(Written instruction) Would you retype all of these records exactly?

(Material)
☆ ☆ ☆ ☆ ☆ ☆ ☆
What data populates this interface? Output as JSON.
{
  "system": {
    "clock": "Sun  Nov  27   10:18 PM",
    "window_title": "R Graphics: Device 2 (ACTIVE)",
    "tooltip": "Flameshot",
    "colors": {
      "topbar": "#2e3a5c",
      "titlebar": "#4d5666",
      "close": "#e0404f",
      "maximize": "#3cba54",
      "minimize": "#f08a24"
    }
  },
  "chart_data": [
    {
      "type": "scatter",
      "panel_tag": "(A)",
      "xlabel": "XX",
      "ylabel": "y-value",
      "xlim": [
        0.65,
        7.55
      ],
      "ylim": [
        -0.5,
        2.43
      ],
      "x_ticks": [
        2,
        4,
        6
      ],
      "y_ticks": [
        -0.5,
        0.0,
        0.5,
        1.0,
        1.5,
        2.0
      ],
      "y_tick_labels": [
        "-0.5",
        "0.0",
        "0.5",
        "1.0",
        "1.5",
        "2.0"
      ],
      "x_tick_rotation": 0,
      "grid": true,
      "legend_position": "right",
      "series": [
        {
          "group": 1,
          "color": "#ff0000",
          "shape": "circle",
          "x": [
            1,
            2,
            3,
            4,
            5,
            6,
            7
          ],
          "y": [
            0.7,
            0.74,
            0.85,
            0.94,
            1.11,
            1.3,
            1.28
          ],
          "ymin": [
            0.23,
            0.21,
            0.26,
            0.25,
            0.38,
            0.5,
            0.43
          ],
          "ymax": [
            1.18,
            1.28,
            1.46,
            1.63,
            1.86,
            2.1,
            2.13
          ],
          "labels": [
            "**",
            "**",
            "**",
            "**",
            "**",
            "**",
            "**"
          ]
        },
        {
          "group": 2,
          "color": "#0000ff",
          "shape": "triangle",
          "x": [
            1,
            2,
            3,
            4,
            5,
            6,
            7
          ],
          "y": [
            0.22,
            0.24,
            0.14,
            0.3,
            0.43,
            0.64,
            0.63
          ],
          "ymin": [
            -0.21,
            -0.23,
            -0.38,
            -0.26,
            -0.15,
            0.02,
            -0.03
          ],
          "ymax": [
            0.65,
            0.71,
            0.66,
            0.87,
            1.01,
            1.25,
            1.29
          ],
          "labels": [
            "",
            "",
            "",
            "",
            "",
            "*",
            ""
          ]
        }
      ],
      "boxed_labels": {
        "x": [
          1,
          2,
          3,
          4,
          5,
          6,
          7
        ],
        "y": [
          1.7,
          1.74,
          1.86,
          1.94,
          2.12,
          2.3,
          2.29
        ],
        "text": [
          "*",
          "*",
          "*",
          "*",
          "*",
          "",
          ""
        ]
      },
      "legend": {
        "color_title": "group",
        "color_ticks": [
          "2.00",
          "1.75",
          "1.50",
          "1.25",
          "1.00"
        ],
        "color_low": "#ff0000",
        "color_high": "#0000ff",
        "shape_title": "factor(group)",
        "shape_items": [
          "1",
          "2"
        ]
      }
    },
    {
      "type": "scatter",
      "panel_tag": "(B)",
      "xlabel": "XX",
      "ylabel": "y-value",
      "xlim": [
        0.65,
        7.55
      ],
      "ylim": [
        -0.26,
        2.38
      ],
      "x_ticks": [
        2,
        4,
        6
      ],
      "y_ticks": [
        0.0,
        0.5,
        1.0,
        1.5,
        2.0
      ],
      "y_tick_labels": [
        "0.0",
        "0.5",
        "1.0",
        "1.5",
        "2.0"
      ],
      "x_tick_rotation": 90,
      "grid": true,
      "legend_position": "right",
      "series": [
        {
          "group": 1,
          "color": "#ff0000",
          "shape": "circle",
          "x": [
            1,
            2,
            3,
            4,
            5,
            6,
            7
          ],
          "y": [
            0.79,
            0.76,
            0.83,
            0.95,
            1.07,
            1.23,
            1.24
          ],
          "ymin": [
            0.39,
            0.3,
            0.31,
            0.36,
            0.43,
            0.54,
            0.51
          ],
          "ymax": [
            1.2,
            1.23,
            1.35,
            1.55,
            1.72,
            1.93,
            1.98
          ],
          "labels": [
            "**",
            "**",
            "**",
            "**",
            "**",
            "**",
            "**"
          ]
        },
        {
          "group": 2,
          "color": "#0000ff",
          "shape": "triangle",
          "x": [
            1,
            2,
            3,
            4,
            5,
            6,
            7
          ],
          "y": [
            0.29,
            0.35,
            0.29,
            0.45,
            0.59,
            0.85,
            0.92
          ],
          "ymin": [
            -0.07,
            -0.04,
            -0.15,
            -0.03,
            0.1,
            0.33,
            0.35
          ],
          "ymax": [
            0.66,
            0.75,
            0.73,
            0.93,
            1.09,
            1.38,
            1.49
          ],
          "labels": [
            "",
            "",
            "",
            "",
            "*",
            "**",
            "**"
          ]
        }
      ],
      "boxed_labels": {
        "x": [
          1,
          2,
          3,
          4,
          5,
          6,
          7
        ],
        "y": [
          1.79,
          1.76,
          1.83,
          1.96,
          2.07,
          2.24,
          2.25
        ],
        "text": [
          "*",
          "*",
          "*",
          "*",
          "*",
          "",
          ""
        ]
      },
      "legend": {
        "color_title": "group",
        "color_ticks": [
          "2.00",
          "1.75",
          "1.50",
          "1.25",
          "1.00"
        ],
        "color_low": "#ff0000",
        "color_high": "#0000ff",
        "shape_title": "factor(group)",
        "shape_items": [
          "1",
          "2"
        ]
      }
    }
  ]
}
☆ ☆ ☆ ☆ ☆ ☆ ☆
(Correct output)
What data populates this interface? Output as JSON.
{
  "system": {
    "clock": "Sun  Nov  27   10:18 PM",
    "window_title": "R Graphics: Device 2 (ACTIVE)",
    "tooltip": "Flameshot",
    "colors": {
      "topbar": "#2e3a5c",
      "titlebar": "#4d5666",
      "close": "#e0404f",
      "maximize": "#3cba54",
      "minimize": "#f08a24"
    }
  },
  "chart_data": [
    {
      "type": "scatter",
      "panel_tag": "(A)",
      "xlabel": "XX",
      "ylabel": "y-value",
      "xlim": [
        0.65,
        7.55
      ],
      "ylim": [
        -0.5,
        2.43
      ],
      "x_ticks": [
        2,
        4,
        6
      ],
      "y_ticks": [
        -0.5,
        0.0,
        0.5,
        1.0,
        1.5,
        2.0
      ],
      "y_tick_labels": [
        "-0.5",
        "0.0",
        "0.5",
        "1.0",
        "1.5",
        "2.0"
      ],
      "x_tick_rotation": 0,
      "grid": true,
      "legend_position": "right",
      "series": [
        {
          "group": 1,
          "color": "#ff0000",
          "shape": "circle",
          "x": [
            1,
            2,
            3,
            4,
            5,
            6,
            7
          ],
          "y": [
            0.7,
            0.74,
            0.85,
            0.94,
            1.11,
            1.3,
            1.28
          ],
          "ymin": [
            0.23,
            0.21,
            0.26,
            0.25,
            0.38,
            0.5,
            0.43
          ],
          "ymax": [
            1.18,
            1.28,
            1.46,
            1.63,
            1.86,
            2.1,
            2.13
          ],
          "labels": [
            "**",
            "**",
            "**",
            "**",
            "**",
            "**",
            "**"
          ]
        },
        {
          "group": 2,
          "color": "#0000ff",
          "shape": "triangle",
          "x": [
            1,
            2,
            3,
            4,
            5,
            6,
            7
          ],
          "y": [
            0.22,
            0.24,
            0.14,
            0.3,
            0.43,
            0.64,
            0.63
          ],
          "ymin": [
            -0.21,
            -0.23,
            -0.38,
            -0.26,
            -0.15,
            0.02,
            -0.03
          ],
          "ymax": [
            0.65,
            0.71,
            0.66,
            0.87,
            1.01,
            1.25,
            1.29
          ],
          "labels": [
            "",
            "",
            "",
            "",
            "",
            "*",
            ""
          ]
        }
      ],
      "boxed_labels": {
        "x": [
          1,
          2,
          3,
          4,
          5,
          6,
          7
        ],
        "y": [
          1.7,
          1.74,
          1.86,
          1.94,
          2.12,
          2.3,
          2.29
        ],
        "text": [
          "*",
          "*",
          "*",
          "*",
          "*",
          "",
          ""
        ]
      },
      "legend": {
        "color_title": "group",
        "color_ticks": [
          "2.00",
          "1.75",
          "1.50",
          "1.25",
          "1.00"
        ],
        "color_low": "#ff0000",
        "color_high": "#0000ff",
        "shape_title": "factor(group)",
        "shape_items": [
          "1",
          "2"
        ]
      }
    },
    {
      "type": "scatter",
      "panel_tag": "(B)",
      "xlabel": "XX",
      "ylabel": "y-value",
      "xlim": [
        0.65,
        7.55
      ],
      "ylim": [
        -0.26,
        2.38
      ],
      "x_ticks": [
        2,
        4,
        6
      ],
      "y_ticks": [
        0.0,
        0.5,
        1.0,
        1.5,
        2.0
      ],
      "y_tick_labels": [
        "0.0",
        "0.5",
        "1.0",
        "1.5",
        "2.0"
      ],
      "x_tick_rotation": 90,
      "grid": true,
      "legend_position": "right",
      "series": [
        {
          "group": 1,
          "color": "#ff0000",
          "shape": "circle",
          "x": [
            1,
            2,
            3,
            4,
            5,
            6,
            7
          ],
          "y": [
            0.79,
            0.76,
            0.83,
            0.95,
            1.07,
            1.23,
            1.24
          ],
          "ymin": [
            0.39,
            0.3,
            0.31,
            0.36,
            0.43,
            0.54,
            0.51
          ],
          "ymax": [
            1.2,
            1.23,
            1.35,
            1.55,
            1.72,
            1.93,
            1.98
          ],
          "labels": [
            "**",
            "**",
            "**",
            "**",
            "**",
            "**",
            "**"
          ]
        },
        {
          "group": 2,
          "color": "#0000ff",
          "shape": "triangle",
          "x": [
            1,
            2,
            3,
            4,
            5,
            6,
            7
          ],
          "y": [
            0.29,
            0.35,
            0.29,
            0.45,
            0.59,
            0.85,
            0.92
          ],
          "ymin": [
            -0.07,
            -0.04,
            -0.15,
            -0.03,
            0.1,
            0.33,
            0.35
          ],
          "ymax": [
            0.66,
            0.75,
            0.73,
            0.93,
            1.09,
            1.38,
            1.49
          ],
          "labels": [
            "",
            "",
            "",
            "",
            "*",
            "**",
            "**"
          ]
        }
      ],
      "boxed_labels": {
        "x": [
          1,
          2,
          3,
          4,
          5,
          6,
          7
        ],
        "y": [
          1.79,
          1.76,
          1.83,
          1.96,
          2.07,
          2.24,
          2.25
        ],
        "text": [
          "*",
          "*",
          "*",
          "*",
          "*",
          "",
          ""
        ]
      },
      "legend": {
        "color_title": "group",
        "color_ticks": [
          "2.00",
          "1.75",
          "1.50",
          "1.25",
          "1.00"
        ],
        "color_low": "#ff0000",
        "color_high": "#0000ff",
        "shape_title": "factor(group)",
        "shape_items": [
          "1",
          "2"
        ]
      }
    }
  ]
}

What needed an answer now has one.